Lines of data
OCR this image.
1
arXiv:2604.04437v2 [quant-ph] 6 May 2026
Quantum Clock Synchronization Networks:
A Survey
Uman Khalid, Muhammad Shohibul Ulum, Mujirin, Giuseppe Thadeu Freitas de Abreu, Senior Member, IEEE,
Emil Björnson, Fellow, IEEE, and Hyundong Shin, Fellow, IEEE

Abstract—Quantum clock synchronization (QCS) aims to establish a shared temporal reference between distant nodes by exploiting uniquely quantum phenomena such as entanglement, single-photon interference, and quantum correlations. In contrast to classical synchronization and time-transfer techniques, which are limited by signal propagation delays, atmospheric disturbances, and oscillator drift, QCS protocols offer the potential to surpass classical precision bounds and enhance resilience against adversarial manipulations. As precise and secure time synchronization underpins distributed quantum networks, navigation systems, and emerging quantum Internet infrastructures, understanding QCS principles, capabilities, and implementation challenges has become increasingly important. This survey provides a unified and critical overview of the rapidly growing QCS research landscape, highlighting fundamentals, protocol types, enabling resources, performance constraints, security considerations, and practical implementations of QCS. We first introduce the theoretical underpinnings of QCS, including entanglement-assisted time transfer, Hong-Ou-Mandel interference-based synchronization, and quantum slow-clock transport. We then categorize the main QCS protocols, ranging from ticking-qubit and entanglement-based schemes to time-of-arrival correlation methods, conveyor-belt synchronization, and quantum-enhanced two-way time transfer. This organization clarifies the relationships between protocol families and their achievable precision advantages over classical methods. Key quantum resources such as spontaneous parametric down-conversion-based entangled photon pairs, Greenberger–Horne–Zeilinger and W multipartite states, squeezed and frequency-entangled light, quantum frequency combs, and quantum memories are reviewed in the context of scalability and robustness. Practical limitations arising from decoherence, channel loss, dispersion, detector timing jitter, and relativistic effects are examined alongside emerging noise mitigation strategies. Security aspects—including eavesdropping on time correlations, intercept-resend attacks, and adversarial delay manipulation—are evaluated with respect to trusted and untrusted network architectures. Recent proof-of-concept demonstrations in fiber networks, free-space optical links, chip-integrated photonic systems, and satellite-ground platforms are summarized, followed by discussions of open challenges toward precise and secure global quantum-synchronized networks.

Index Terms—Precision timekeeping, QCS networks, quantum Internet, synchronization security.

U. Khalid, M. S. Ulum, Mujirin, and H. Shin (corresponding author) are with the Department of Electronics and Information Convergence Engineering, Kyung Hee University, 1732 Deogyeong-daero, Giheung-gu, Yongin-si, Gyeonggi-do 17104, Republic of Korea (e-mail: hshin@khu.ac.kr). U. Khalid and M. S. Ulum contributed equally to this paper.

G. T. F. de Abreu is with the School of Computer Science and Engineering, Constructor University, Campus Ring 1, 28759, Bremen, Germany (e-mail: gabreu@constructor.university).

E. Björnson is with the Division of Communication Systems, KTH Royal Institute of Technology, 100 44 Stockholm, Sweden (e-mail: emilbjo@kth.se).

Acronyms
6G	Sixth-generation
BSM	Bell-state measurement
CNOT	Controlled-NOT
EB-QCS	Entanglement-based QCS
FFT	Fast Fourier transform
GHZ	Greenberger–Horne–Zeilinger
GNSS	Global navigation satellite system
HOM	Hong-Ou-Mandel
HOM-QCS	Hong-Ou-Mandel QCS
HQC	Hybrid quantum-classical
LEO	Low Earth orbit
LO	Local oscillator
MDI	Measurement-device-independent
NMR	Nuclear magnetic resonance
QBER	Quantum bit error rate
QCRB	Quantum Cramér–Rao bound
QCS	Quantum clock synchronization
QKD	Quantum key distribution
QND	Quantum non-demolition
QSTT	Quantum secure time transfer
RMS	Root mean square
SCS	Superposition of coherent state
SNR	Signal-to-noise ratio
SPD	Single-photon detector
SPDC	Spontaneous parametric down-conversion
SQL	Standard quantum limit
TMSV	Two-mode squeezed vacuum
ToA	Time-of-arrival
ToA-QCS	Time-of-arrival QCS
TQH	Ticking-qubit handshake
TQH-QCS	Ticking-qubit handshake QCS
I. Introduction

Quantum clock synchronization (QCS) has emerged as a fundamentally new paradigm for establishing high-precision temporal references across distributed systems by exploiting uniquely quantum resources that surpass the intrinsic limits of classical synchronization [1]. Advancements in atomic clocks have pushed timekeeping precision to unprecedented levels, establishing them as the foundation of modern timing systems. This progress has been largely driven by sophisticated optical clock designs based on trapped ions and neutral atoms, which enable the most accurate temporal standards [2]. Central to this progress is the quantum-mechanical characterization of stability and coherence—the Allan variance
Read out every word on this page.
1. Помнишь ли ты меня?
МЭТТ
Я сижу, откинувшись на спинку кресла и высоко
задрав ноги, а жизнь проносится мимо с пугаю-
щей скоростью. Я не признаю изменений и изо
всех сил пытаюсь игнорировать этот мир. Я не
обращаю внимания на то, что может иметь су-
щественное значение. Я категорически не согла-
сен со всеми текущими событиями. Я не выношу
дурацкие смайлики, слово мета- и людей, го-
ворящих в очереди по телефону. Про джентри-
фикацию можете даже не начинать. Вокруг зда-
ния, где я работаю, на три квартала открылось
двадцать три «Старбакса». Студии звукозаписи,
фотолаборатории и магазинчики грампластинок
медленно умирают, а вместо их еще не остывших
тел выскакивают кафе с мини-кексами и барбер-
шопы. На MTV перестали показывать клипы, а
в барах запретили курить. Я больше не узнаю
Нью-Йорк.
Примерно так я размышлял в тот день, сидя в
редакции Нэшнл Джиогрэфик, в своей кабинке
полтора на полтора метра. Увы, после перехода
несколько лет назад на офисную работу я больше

Exercise instructions: From the entries above, extract every line where the word "Ulum" appears.

Expected answer:
Uman Khalid, Muhammad Shohibul Ulum, Mujirin, Giuseppe Thadeu Freitas de Abreu, Senior Member, IEEE,
U. Khalid, M. S. Ulum, Mujirin, and H. Shin (corresponding author) are with the Department of Electronics and Information Convergence Engineering, Kyung Hee University, 1732 Deogyeong-daero, Giheung-gu, Yongin-si, Gyeonggi-do 17104, Republic of Korea (e-mail: hshin@khu.ac.kr). U. Khalid and M. S. Ulum contributed equally to this paper.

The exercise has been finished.